──────── Data excerpts ────────

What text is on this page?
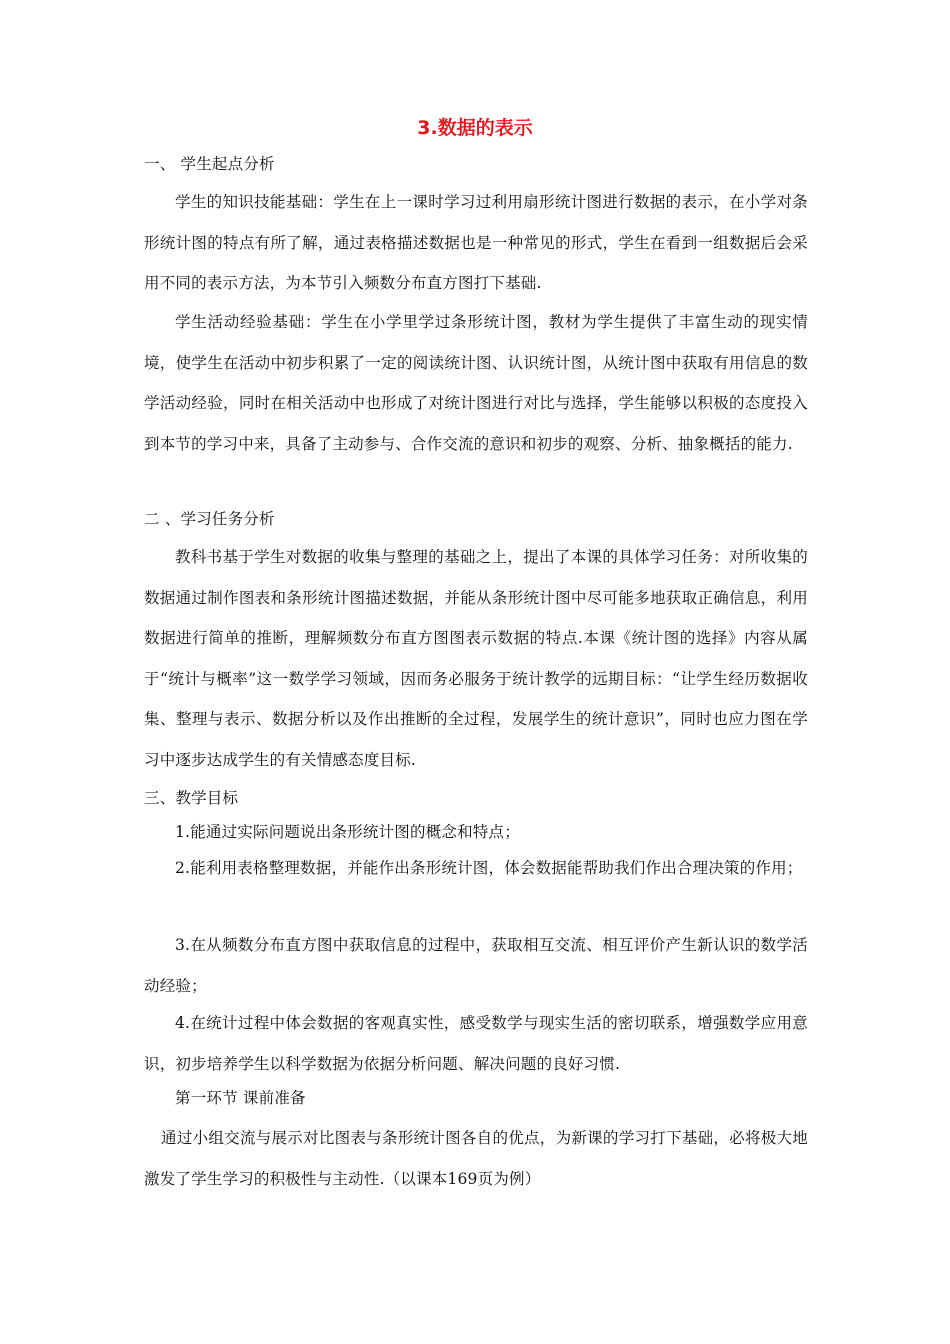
3.数据的表示
一、 学生起点分析
学生的知识技能基础：学生在上一课时学习过利用扇形统计图进行数据的表示，在小学对条形统计图的特点有所了解，通过表格描述数据也是一种常见的形式，学生在看到一组数据后会采用不同的表示方法，为本节引入频数分布直方图打下基础.
学生活动经验基础：学生在小学里学过条形统计图，教材为学生提供了丰富生动的现实情境，使学生在活动中初步积累了一定的阅读统计图、认识统计图，从统计图中获取有用信息的数学活动经验，同时在相关活动中也形成了对统计图进行对比与选择，学生能够以积极的态度投入到本节的学习中来，具备了主动参与、合作交流的意识和初步的观察、分析、抽象概括的能力.
二 、学习任务分析
教科书基于学生对数据的收集与整理的基础之上，提出了本课的具体学习任务：对所收集的数据通过制作图表和条形统计图描述数据，并能从条形统计图中尽可能多地获取正确信息，利用数据进行简单的推断，理解频数分布直方图图表示数据的特点.本课《统计图的选择》内容从属于“统计与概率”这一数学学习领域，因而务必服务于统计教学的远期目标：“让学生经历数据收集、整理与表示、数据分析以及作出推断的全过程，发展学生的统计意识”，同时也应力图在学习中逐步达成学生的有关情感态度目标.
三、教学目标
1.能通过实际问题说出条形统计图的概念和特点；
2.能利用表格整理数据，并能作出条形统计图，体会数据能帮助我们作出合理决策的作用；
3.在从频数分布直方图中获取信息的过程中，获取相互交流、相互评价产生新认识的数学活动经验；
4.在统计过程中体会数据的客观真实性，感受数学与现实生活的密切联系，增强数学应用意识，初步培养学生以科学数据为依据分析问题、解决问题的良好习惯.
第一环节 课前准备
通过小组交流与展示对比图表与条形统计图各自的优点，为新课的学习打下基础，必将极大地激发了学生学习的积极性与主动性.（以课本169页为例）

────────

__Exercise prompt__
Copy the whole of the material above exactly, but not its images.

__Exercise answer__
What text is on this page?
3.数据的表示
一、 学生起点分析
学生的知识技能基础：学生在上一课时学习过利用扇形统计图进行数据的表示，在小学对条形统计图的特点有所了解，通过表格描述数据也是一种常见的形式，学生在看到一组数据后会采用不同的表示方法，为本节引入频数分布直方图打下基础.
学生活动经验基础：学生在小学里学过条形统计图，教材为学生提供了丰富生动的现实情境，使学生在活动中初步积累了一定的阅读统计图、认识统计图，从统计图中获取有用信息的数学活动经验，同时在相关活动中也形成了对统计图进行对比与选择，学生能够以积极的态度投入到本节的学习中来，具备了主动参与、合作交流的意识和初步的观察、分析、抽象概括的能力.
二 、学习任务分析
教科书基于学生对数据的收集与整理的基础之上，提出了本课的具体学习任务：对所收集的数据通过制作图表和条形统计图描述数据，并能从条形统计图中尽可能多地获取正确信息，利用数据进行简单的推断，理解频数分布直方图图表示数据的特点.本课《统计图的选择》内容从属于“统计与概率”这一数学学习领域，因而务必服务于统计教学的远期目标：“让学生经历数据收集、整理与表示、数据分析以及作出推断的全过程，发展学生的统计意识”，同时也应力图在学习中逐步达成学生的有关情感态度目标.
三、教学目标
1.能通过实际问题说出条形统计图的概念和特点；
2.能利用表格整理数据，并能作出条形统计图，体会数据能帮助我们作出合理决策的作用；
3.在从频数分布直方图中获取信息的过程中，获取相互交流、相互评价产生新认识的数学活动经验；
4.在统计过程中体会数据的客观真实性，感受数学与现实生活的密切联系，增强数学应用意识，初步培养学生以科学数据为依据分析问题、解决问题的良好习惯.
第一环节 课前准备
通过小组交流与展示对比图表与条形统计图各自的优点，为新课的学习打下基础，必将极大地激发了学生学习的积极性与主动性.（以课本169页为例）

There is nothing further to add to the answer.